## start RAW RECORDS
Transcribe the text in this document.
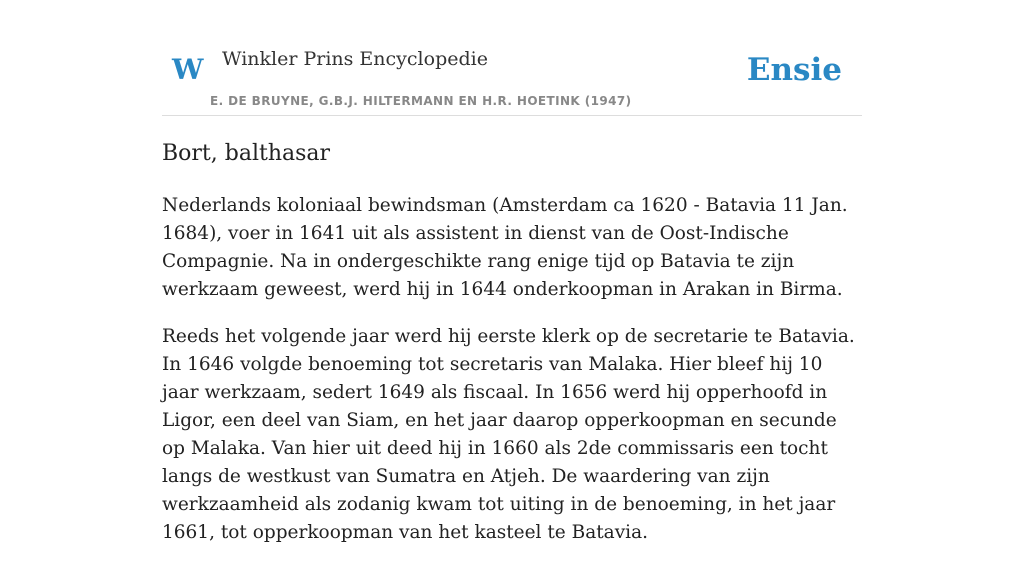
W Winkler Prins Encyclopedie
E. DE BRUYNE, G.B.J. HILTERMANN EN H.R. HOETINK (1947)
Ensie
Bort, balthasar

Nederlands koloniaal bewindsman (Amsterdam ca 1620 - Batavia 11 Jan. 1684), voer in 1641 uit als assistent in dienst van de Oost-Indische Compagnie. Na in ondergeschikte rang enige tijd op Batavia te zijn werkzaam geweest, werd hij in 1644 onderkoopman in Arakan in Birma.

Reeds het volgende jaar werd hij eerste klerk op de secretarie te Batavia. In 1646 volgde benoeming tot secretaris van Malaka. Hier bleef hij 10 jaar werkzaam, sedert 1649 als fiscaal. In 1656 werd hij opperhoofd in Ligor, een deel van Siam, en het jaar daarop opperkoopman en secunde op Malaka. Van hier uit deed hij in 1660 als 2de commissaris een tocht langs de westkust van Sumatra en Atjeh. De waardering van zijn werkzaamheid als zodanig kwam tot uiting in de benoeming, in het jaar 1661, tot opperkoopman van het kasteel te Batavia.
## end RAW RECORDS
## start RAW RECORDS
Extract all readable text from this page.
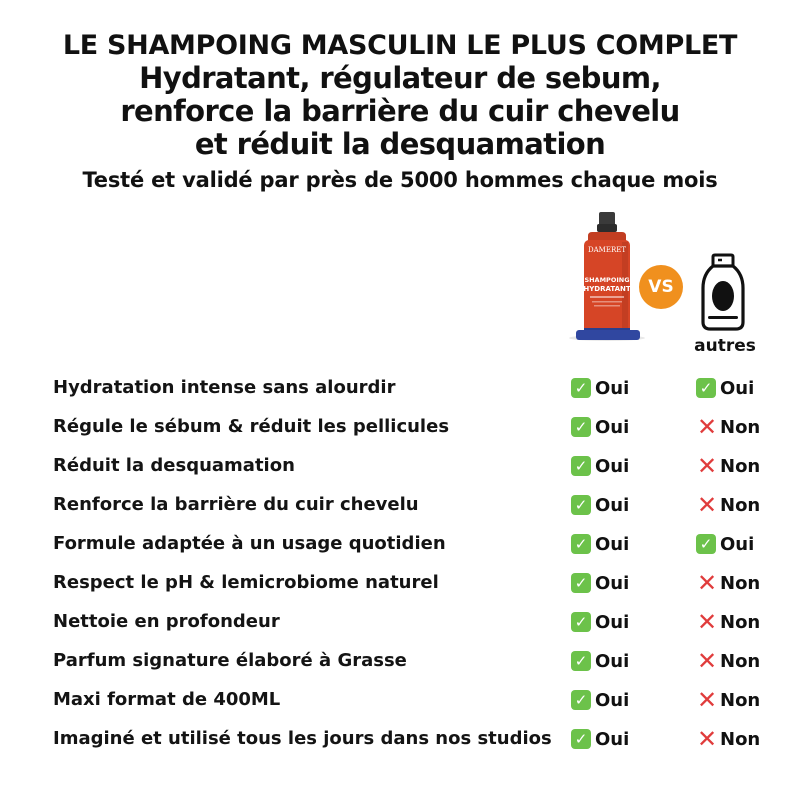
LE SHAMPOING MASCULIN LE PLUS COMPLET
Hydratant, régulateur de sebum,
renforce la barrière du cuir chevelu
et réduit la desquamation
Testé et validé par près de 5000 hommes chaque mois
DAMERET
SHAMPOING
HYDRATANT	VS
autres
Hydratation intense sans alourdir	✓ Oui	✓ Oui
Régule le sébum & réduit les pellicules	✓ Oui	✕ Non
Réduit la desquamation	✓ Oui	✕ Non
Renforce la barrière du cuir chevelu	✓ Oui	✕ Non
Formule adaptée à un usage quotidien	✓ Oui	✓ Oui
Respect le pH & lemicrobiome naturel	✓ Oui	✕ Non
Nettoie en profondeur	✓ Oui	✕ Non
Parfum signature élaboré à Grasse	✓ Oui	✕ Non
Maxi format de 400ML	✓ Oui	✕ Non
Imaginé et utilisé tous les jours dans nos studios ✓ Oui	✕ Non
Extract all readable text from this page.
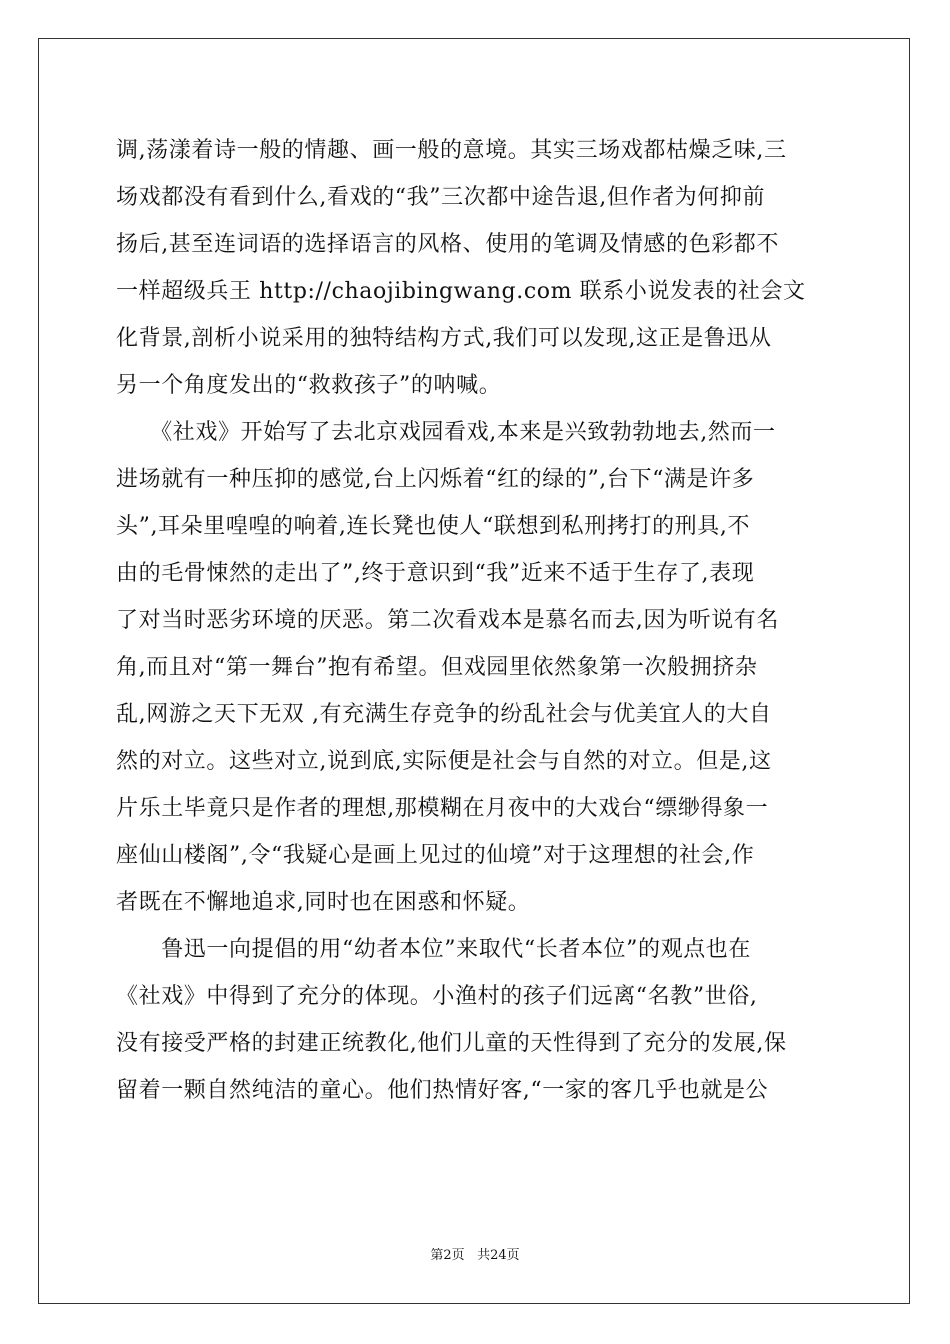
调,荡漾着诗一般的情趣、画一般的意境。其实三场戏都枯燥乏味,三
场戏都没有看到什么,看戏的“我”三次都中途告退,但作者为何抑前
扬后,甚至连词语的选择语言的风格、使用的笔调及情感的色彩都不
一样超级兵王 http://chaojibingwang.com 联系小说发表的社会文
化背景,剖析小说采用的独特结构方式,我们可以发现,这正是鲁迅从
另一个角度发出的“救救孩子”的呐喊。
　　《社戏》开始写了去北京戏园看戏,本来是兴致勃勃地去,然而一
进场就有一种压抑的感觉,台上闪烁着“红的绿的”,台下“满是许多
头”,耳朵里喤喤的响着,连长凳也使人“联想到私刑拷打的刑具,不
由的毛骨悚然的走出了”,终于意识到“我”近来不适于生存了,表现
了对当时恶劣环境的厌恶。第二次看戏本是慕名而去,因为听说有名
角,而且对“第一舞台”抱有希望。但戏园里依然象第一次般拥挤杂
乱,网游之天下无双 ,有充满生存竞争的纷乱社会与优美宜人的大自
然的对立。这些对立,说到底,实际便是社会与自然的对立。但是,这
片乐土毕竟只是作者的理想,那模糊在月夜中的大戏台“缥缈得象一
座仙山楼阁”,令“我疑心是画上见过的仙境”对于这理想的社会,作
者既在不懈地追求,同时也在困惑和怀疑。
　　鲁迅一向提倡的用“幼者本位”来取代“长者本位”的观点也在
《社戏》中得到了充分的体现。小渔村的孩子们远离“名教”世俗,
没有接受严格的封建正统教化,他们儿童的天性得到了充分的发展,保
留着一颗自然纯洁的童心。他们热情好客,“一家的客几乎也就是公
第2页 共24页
## end RAW RECORDS
## start RAW RECORDS
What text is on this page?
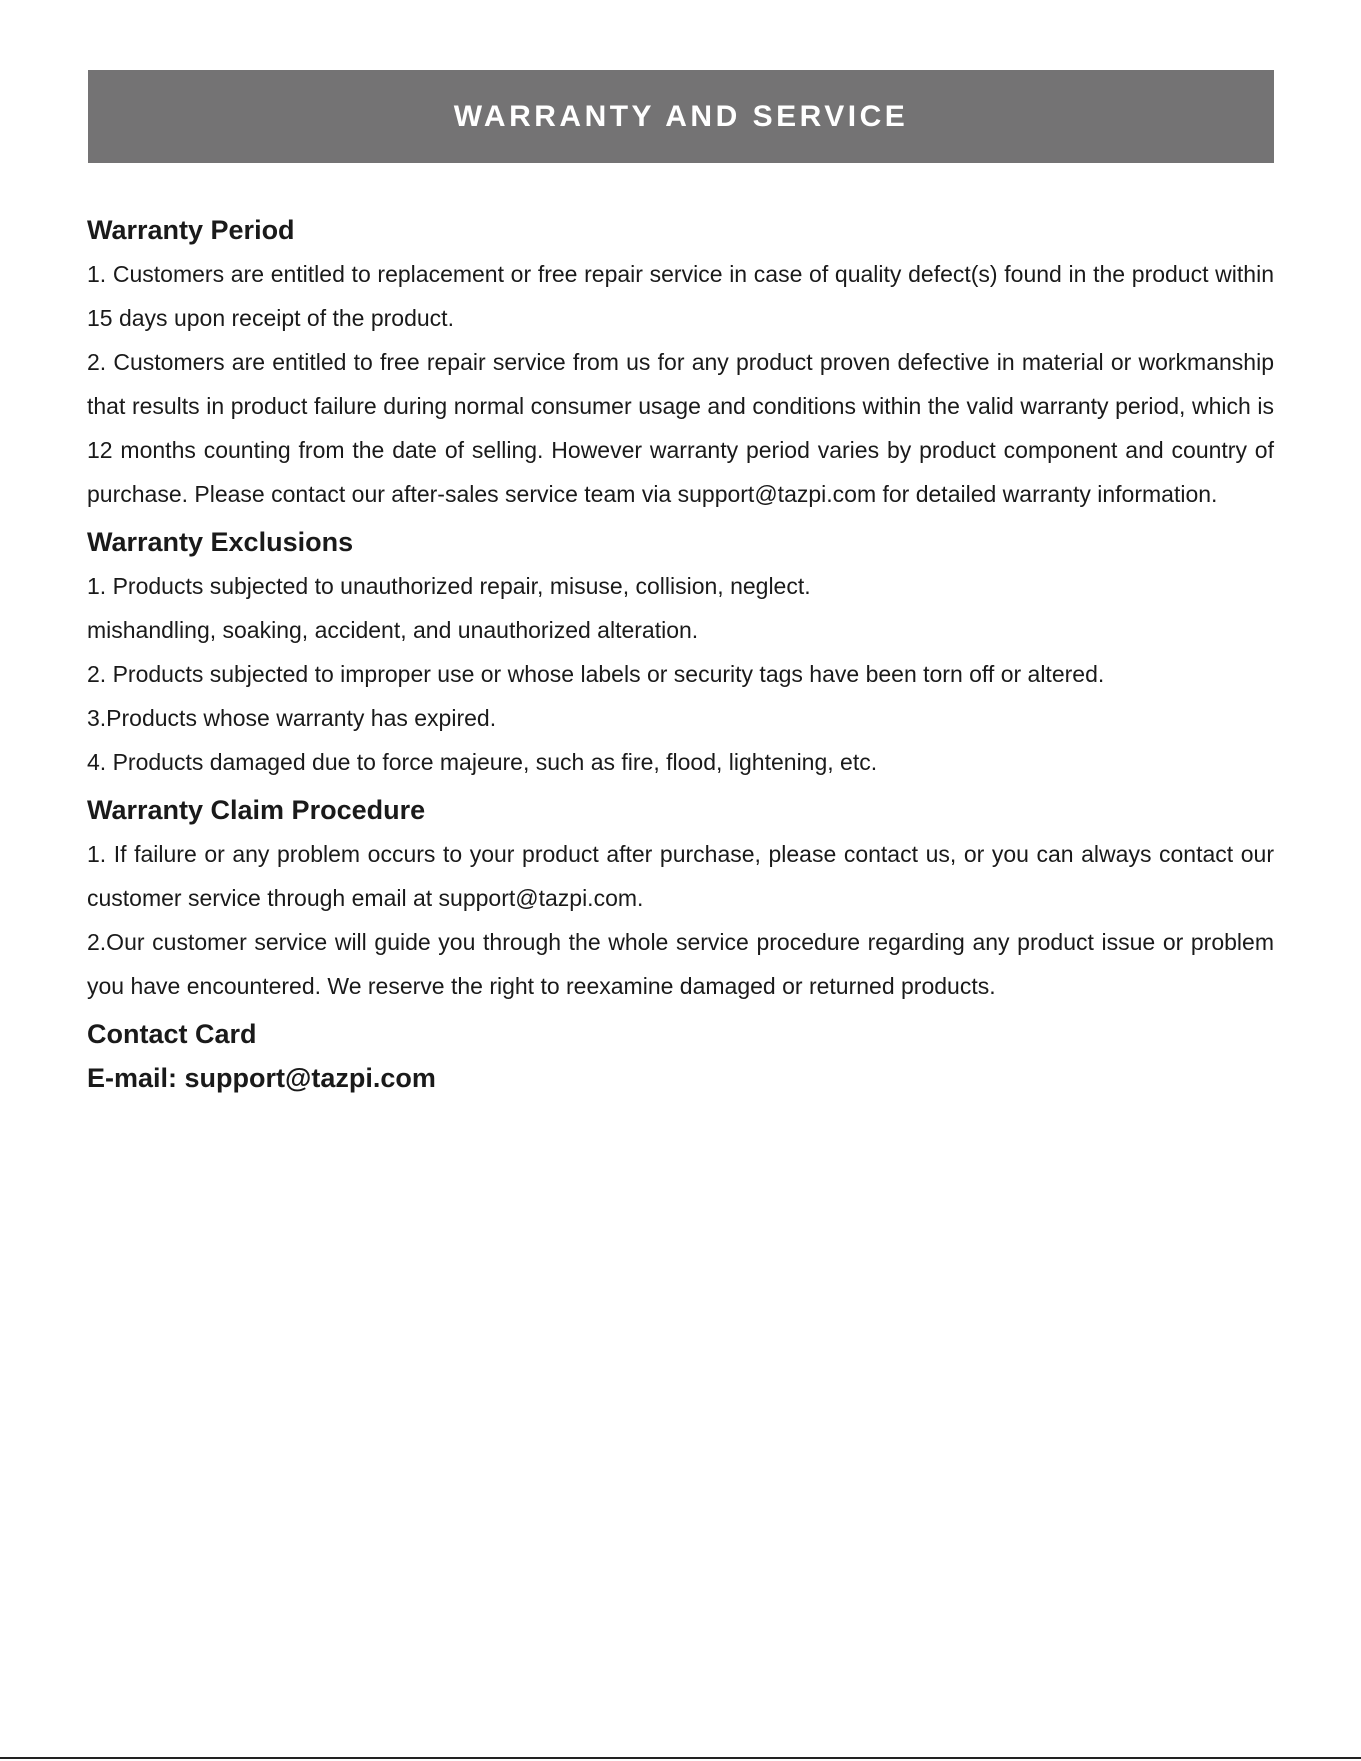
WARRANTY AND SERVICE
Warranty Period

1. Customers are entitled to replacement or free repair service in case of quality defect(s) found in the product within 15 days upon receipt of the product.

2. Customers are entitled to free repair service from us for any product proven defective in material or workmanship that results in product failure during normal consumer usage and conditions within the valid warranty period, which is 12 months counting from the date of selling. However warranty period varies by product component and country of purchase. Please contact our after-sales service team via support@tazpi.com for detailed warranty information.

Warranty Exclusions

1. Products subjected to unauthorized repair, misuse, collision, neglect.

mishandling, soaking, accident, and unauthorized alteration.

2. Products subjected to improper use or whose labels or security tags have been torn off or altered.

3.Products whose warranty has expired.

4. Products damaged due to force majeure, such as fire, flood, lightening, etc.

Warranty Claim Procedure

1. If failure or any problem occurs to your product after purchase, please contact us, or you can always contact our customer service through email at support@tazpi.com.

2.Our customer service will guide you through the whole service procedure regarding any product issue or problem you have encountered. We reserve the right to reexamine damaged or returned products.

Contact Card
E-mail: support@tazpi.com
## end RAW RECORDS
## PROBLEM DESCRIPTION
Check each line above for "subjected" and return the ones that have it.

## SOLUTION
1. Products subjected to unauthorized repair, misuse, collision, neglect.
2. Products subjected to improper use or whose labels or security tags have been torn off or altered.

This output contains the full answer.